---------- ENTRIES PROVIDED

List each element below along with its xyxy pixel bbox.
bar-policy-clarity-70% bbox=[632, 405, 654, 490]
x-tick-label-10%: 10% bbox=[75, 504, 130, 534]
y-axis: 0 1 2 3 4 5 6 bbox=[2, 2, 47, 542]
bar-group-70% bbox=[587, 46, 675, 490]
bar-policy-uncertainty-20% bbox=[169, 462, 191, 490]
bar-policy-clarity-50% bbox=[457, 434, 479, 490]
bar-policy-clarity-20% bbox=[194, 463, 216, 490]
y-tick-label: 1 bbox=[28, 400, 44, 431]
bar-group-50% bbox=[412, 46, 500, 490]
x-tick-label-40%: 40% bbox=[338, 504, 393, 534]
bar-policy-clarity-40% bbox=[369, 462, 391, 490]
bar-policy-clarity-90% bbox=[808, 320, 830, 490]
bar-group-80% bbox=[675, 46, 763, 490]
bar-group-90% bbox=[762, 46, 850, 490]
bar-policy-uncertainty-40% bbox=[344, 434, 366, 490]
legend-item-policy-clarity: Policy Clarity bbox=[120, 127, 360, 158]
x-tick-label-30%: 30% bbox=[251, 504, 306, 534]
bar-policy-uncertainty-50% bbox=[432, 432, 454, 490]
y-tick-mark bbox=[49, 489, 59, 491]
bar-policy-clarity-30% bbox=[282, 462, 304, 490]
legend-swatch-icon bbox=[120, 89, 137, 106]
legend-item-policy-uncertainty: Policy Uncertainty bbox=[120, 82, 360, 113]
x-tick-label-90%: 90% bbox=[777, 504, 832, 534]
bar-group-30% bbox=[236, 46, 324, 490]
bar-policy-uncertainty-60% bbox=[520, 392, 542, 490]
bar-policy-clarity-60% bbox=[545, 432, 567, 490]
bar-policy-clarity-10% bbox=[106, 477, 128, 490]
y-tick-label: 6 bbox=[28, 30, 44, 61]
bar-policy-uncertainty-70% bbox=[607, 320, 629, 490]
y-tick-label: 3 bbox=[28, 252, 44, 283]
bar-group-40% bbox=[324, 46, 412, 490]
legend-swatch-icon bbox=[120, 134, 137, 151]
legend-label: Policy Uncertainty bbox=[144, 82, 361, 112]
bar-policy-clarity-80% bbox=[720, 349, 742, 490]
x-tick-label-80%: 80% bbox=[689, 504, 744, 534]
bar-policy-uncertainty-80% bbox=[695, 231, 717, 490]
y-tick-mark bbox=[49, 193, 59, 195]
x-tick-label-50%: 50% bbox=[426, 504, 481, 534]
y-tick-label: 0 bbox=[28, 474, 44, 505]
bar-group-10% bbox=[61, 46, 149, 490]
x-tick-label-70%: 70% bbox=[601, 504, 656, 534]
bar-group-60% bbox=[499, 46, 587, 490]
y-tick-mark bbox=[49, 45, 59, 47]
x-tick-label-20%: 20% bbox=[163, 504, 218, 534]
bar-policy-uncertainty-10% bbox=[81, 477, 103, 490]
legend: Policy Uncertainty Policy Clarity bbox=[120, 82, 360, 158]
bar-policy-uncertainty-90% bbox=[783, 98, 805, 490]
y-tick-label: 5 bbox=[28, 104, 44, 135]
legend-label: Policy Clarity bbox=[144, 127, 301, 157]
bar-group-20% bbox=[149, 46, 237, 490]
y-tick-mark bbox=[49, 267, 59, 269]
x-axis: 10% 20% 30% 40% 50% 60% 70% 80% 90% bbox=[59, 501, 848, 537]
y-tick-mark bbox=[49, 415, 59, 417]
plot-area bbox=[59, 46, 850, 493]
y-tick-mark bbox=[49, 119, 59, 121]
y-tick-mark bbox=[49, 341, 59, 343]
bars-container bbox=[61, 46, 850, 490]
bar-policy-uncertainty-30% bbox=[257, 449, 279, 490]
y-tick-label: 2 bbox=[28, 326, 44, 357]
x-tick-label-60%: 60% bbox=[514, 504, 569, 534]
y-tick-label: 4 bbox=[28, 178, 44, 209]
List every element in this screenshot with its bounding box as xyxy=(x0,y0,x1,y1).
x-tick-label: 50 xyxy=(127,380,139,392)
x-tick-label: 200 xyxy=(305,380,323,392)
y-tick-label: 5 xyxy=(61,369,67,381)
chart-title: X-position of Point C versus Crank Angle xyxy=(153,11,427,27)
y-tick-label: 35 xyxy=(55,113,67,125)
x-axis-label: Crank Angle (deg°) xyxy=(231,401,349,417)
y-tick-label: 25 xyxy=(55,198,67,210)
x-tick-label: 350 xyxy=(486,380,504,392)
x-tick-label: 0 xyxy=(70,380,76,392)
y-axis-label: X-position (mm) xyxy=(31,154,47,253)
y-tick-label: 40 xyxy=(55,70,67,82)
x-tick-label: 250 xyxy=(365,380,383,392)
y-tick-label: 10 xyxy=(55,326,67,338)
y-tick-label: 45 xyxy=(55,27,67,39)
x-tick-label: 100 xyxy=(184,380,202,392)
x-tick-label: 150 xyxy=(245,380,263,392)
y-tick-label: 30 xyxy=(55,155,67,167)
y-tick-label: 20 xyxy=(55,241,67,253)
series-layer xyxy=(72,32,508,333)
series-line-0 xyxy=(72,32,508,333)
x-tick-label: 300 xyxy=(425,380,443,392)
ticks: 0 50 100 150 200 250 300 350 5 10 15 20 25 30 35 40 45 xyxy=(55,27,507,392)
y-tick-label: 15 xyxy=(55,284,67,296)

--------------------

§ **CHALLENGE**
Reproduce all of the material above, line for line and character for character, with nothing added, dropped, or changed.

§ **EXERCISE RESPONSE**
List each element below along with its xyxy pixel bbox.
bar-policy-clarity-70% bbox=[632, 405, 654, 490]
x-tick-label-10%: 10% bbox=[75, 504, 130, 534]
y-axis: 0 1 2 3 4 5 6 bbox=[2, 2, 47, 542]
bar-group-70% bbox=[587, 46, 675, 490]
bar-policy-uncertainty-20% bbox=[169, 462, 191, 490]
bar-policy-clarity-50% bbox=[457, 434, 479, 490]
bar-policy-clarity-20% bbox=[194, 463, 216, 490]
y-tick-label: 1 bbox=[28, 400, 44, 431]
bar-group-50% bbox=[412, 46, 500, 490]
x-tick-label-40%: 40% bbox=[338, 504, 393, 534]
bar-policy-clarity-40% bbox=[369, 462, 391, 490]
bar-policy-clarity-90% bbox=[808, 320, 830, 490]
bar-group-80% bbox=[675, 46, 763, 490]
bar-group-90% bbox=[762, 46, 850, 490]
bar-policy-uncertainty-40% bbox=[344, 434, 366, 490]
legend-item-policy-clarity: Policy Clarity bbox=[120, 127, 360, 158]
x-tick-label-30%: 30% bbox=[251, 504, 306, 534]
bar-policy-uncertainty-50% bbox=[432, 432, 454, 490]
y-tick-mark bbox=[49, 489, 59, 491]
bar-policy-clarity-30% bbox=[282, 462, 304, 490]
legend-swatch-icon bbox=[120, 89, 137, 106]
legend-item-policy-uncertainty: Policy Uncertainty bbox=[120, 82, 360, 113]
x-tick-label-90%: 90% bbox=[777, 504, 832, 534]
bar-group-30% bbox=[236, 46, 324, 490]
bar-policy-uncertainty-60% bbox=[520, 392, 542, 490]
bar-policy-clarity-60% bbox=[545, 432, 567, 490]
bar-policy-clarity-10% bbox=[106, 477, 128, 490]
y-tick-label: 6 bbox=[28, 30, 44, 61]
bar-policy-uncertainty-70% bbox=[607, 320, 629, 490]
y-tick-label: 3 bbox=[28, 252, 44, 283]
bar-group-40% bbox=[324, 46, 412, 490]
legend-swatch-icon bbox=[120, 134, 137, 151]
legend-label: Policy Uncertainty bbox=[144, 82, 361, 112]
bar-policy-clarity-80% bbox=[720, 349, 742, 490]
x-tick-label-80%: 80% bbox=[689, 504, 744, 534]
bar-policy-uncertainty-80% bbox=[695, 231, 717, 490]
y-tick-mark bbox=[49, 193, 59, 195]
x-tick-label-50%: 50% bbox=[426, 504, 481, 534]
y-tick-label: 0 bbox=[28, 474, 44, 505]
bar-group-10% bbox=[61, 46, 149, 490]
x-tick-label-70%: 70% bbox=[601, 504, 656, 534]
bar-group-60% bbox=[499, 46, 587, 490]
y-tick-mark bbox=[49, 45, 59, 47]
x-tick-label-20%: 20% bbox=[163, 504, 218, 534]
bar-policy-uncertainty-10% bbox=[81, 477, 103, 490]
legend: Policy Uncertainty Policy Clarity bbox=[120, 82, 360, 158]
bar-policy-uncertainty-90% bbox=[783, 98, 805, 490]
y-tick-label: 5 bbox=[28, 104, 44, 135]
legend-label: Policy Clarity bbox=[144, 127, 301, 157]
bar-group-20% bbox=[149, 46, 237, 490]
y-tick-mark bbox=[49, 267, 59, 269]
x-axis: 10% 20% 30% 40% 50% 60% 70% 80% 90% bbox=[59, 501, 848, 537]
y-tick-mark bbox=[49, 415, 59, 417]
plot-area bbox=[59, 46, 850, 493]
y-tick-mark bbox=[49, 119, 59, 121]
y-tick-mark bbox=[49, 341, 59, 343]
bars-container bbox=[61, 46, 850, 490]
bar-policy-uncertainty-30% bbox=[257, 449, 279, 490]
y-tick-label: 2 bbox=[28, 326, 44, 357]
x-tick-label-60%: 60% bbox=[514, 504, 569, 534]
y-tick-label: 4 bbox=[28, 178, 44, 209]
List every element in this screenshot with its bounding box as xyxy=(x0,y0,x1,y1).
x-tick-label: 50 xyxy=(127,380,139,392)
x-tick-label: 200 xyxy=(305,380,323,392)
y-tick-label: 5 xyxy=(61,369,67,381)
chart-title: X-position of Point C versus Crank Angle xyxy=(153,11,427,27)
y-tick-label: 35 xyxy=(55,113,67,125)
x-axis-label: Crank Angle (deg°) xyxy=(231,401,349,417)
y-tick-label: 25 xyxy=(55,198,67,210)
x-tick-label: 350 xyxy=(486,380,504,392)
x-tick-label: 0 xyxy=(70,380,76,392)
y-axis-label: X-position (mm) xyxy=(31,154,47,253)
y-tick-label: 40 xyxy=(55,70,67,82)
x-tick-label: 250 xyxy=(365,380,383,392)
y-tick-label: 10 xyxy=(55,326,67,338)
y-tick-label: 45 xyxy=(55,27,67,39)
x-tick-label: 100 xyxy=(184,380,202,392)
x-tick-label: 150 xyxy=(245,380,263,392)
y-tick-label: 30 xyxy=(55,155,67,167)
y-tick-label: 20 xyxy=(55,241,67,253)
series-layer xyxy=(72,32,508,333)
series-line-0 xyxy=(72,32,508,333)
x-tick-label: 300 xyxy=(425,380,443,392)
ticks: 0 50 100 150 200 250 300 350 5 10 15 20 25 30 35 40 45 xyxy=(55,27,507,392)
y-tick-label: 15 xyxy=(55,284,67,296)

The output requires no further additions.